┌──
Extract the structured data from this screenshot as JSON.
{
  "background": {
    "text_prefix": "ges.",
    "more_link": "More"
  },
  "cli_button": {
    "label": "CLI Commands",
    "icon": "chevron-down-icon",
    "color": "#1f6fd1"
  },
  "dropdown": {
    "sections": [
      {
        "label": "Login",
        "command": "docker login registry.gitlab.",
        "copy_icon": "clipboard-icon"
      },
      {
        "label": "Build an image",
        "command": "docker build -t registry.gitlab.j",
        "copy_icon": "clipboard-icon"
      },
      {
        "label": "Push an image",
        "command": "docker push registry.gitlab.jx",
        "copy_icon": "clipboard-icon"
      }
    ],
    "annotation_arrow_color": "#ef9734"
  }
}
└──
┌──
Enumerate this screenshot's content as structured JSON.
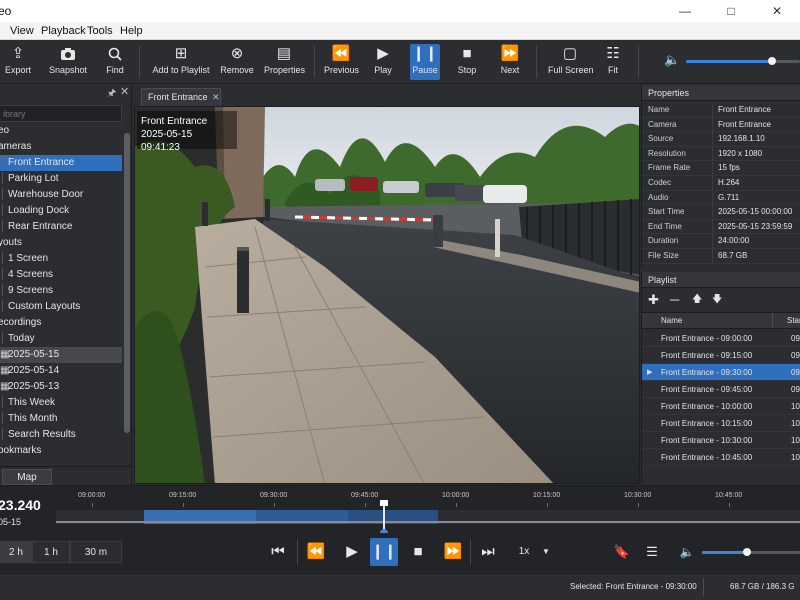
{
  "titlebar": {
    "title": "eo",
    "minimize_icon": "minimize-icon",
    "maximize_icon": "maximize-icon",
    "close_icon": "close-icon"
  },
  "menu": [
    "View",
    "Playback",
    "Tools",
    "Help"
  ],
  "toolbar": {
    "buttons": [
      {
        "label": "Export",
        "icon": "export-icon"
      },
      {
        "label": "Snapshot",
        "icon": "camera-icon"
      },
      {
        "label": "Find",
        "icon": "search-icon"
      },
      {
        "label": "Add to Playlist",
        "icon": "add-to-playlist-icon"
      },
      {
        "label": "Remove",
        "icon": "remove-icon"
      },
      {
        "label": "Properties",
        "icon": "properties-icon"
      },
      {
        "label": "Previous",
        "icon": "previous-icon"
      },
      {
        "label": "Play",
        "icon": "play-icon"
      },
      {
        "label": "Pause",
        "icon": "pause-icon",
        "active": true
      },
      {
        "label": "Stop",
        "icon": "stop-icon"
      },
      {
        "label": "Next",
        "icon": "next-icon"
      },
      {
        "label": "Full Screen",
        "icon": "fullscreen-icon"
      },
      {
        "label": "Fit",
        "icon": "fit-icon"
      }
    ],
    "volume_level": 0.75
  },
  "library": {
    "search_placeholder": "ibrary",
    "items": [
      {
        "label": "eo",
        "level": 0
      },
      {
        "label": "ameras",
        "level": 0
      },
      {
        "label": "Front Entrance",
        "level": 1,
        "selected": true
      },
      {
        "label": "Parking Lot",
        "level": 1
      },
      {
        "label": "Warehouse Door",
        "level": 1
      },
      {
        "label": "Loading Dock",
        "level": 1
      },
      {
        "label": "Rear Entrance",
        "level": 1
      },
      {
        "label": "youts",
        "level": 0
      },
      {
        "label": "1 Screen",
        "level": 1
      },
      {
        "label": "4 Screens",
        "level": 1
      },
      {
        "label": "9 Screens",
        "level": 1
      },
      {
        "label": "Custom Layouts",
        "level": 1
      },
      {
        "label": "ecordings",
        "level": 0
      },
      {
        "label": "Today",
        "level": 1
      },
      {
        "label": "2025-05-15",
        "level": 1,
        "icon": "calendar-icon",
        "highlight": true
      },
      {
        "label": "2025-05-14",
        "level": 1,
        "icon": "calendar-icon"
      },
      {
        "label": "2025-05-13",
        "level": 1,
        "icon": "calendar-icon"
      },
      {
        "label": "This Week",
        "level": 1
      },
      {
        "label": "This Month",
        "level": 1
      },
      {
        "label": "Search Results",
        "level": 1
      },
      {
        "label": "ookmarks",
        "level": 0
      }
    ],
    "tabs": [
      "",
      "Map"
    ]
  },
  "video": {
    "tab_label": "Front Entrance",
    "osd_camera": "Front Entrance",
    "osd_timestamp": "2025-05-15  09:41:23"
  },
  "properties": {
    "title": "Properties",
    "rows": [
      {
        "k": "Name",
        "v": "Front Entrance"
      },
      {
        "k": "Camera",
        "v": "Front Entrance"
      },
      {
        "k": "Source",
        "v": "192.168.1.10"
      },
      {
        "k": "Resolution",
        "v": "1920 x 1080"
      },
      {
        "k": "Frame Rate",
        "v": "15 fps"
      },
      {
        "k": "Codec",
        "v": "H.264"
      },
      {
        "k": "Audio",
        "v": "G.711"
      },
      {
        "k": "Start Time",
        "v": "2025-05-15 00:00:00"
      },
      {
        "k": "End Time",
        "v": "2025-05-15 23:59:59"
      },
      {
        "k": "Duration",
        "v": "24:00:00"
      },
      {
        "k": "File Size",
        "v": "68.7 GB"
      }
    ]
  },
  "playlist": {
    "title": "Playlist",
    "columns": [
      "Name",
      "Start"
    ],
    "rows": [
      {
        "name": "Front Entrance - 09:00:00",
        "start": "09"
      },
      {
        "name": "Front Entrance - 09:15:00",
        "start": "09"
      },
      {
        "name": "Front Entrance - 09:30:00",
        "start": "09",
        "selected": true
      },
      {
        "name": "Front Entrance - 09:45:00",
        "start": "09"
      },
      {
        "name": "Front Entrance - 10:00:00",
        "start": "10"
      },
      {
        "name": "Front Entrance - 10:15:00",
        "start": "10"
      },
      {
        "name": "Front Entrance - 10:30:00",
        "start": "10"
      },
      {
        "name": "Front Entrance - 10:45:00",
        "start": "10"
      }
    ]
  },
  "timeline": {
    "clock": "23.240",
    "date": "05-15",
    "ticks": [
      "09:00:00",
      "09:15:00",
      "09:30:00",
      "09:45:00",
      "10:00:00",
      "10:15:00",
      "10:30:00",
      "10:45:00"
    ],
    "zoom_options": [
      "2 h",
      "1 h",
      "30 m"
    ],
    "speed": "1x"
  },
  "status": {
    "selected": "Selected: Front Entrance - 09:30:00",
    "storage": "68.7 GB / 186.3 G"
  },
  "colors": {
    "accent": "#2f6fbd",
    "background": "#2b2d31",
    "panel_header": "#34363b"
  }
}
└──
WHAT IS BEING ASKED:
Look above for lines with the word "registry" and copy them all.

TASK OUTPUT:
        "command": "docker login registry.gitlab.",
        "command": "docker build -t registry.gitlab.j",
        "command": "docker push registry.gitlab.jx",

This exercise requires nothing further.